Stated problem: Pick out every line holding the string "right" and copy it.

Items listed in a dataset
====
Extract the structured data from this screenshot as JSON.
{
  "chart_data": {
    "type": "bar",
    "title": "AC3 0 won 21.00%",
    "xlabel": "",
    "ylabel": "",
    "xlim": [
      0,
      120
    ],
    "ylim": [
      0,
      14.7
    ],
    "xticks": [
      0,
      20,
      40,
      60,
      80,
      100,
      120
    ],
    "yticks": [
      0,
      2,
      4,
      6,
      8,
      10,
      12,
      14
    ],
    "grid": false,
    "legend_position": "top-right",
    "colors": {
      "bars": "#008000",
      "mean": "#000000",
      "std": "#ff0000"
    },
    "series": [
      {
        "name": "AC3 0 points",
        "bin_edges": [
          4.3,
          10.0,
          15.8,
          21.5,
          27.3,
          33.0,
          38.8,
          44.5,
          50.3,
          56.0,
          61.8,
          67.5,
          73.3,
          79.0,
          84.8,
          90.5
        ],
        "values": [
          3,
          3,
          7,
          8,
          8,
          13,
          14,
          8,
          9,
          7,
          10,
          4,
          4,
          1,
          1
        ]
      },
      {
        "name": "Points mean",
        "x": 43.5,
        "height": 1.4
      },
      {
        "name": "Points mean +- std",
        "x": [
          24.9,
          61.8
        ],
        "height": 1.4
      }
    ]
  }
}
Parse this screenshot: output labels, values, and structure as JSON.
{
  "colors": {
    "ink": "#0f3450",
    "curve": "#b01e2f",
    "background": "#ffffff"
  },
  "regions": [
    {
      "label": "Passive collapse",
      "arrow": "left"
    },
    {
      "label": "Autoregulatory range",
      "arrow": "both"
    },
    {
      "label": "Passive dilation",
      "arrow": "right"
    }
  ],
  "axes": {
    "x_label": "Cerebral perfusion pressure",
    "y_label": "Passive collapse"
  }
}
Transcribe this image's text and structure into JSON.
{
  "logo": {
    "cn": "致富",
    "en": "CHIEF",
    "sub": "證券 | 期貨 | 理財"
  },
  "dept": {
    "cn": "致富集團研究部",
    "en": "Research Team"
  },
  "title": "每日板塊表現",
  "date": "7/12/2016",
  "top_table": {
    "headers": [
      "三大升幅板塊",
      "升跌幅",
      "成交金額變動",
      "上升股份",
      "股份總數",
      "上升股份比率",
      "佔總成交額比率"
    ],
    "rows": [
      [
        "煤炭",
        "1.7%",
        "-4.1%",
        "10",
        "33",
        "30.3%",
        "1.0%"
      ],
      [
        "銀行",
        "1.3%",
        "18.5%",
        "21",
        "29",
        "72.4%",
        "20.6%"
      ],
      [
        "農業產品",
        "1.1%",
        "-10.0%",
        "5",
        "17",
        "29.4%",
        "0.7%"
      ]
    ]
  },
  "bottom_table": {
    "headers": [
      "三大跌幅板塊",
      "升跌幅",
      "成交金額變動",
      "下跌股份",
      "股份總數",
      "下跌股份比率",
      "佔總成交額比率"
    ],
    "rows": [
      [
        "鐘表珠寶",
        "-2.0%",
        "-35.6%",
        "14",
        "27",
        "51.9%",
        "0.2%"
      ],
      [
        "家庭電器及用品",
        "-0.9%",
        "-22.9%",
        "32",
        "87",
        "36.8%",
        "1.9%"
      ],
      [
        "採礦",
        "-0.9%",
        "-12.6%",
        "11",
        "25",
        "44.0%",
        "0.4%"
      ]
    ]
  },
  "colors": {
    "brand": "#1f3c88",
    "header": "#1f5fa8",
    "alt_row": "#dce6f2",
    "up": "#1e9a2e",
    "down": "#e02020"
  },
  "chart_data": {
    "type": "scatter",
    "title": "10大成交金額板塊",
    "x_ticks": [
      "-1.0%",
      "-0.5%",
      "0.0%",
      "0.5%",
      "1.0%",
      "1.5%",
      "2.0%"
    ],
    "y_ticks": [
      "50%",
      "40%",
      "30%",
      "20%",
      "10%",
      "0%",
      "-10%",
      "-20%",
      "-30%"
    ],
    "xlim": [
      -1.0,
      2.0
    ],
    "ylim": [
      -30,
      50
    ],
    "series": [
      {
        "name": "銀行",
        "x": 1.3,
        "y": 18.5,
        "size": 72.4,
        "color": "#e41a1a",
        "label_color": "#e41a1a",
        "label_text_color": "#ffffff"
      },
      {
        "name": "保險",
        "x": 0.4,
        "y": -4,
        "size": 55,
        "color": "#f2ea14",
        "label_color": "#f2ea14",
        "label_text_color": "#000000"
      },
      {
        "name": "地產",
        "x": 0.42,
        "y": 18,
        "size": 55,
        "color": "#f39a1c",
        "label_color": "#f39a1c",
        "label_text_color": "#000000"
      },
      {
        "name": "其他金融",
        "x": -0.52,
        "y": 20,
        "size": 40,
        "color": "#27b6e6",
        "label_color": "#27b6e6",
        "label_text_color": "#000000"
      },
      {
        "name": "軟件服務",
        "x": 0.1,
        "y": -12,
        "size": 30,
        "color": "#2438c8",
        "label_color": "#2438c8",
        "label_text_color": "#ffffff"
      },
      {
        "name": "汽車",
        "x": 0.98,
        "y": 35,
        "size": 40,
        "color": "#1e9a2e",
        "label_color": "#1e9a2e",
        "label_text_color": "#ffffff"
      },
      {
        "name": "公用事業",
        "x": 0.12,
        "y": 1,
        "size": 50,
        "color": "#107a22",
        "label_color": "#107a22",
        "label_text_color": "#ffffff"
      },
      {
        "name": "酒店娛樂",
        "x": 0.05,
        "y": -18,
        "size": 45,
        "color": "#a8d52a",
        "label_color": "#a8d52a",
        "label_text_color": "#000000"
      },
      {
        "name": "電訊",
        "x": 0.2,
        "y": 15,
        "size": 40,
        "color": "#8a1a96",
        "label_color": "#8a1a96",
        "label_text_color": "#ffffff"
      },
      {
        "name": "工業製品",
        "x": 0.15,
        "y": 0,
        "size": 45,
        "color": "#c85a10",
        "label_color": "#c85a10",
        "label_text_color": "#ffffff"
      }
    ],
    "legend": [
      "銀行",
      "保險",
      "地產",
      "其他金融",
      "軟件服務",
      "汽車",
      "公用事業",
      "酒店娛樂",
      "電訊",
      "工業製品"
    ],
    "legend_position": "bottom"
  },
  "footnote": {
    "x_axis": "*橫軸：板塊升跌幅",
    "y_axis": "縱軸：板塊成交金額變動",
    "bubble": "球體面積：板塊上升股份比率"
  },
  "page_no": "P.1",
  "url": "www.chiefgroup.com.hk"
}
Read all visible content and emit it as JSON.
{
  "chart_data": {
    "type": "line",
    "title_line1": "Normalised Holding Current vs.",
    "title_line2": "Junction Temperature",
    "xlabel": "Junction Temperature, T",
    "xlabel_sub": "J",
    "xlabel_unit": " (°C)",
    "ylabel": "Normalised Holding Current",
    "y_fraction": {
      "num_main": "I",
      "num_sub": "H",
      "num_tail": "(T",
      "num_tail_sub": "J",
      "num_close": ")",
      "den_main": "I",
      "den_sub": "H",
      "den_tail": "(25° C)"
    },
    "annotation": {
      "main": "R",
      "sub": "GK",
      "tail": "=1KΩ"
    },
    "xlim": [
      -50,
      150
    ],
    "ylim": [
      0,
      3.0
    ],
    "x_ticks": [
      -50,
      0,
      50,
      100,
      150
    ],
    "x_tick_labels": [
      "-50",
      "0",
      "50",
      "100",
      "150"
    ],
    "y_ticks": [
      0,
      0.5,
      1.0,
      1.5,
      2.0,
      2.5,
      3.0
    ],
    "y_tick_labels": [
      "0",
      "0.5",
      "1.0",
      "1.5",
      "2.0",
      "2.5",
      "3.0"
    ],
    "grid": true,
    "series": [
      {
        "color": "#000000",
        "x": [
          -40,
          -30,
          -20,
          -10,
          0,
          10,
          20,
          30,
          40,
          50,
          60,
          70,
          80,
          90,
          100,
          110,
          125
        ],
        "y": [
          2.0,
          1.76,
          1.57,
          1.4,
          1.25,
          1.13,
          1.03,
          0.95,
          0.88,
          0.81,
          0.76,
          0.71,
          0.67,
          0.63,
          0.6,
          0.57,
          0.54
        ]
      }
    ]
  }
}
====
Reply:
    "legend_position": "top-right",
      "arrow": "right"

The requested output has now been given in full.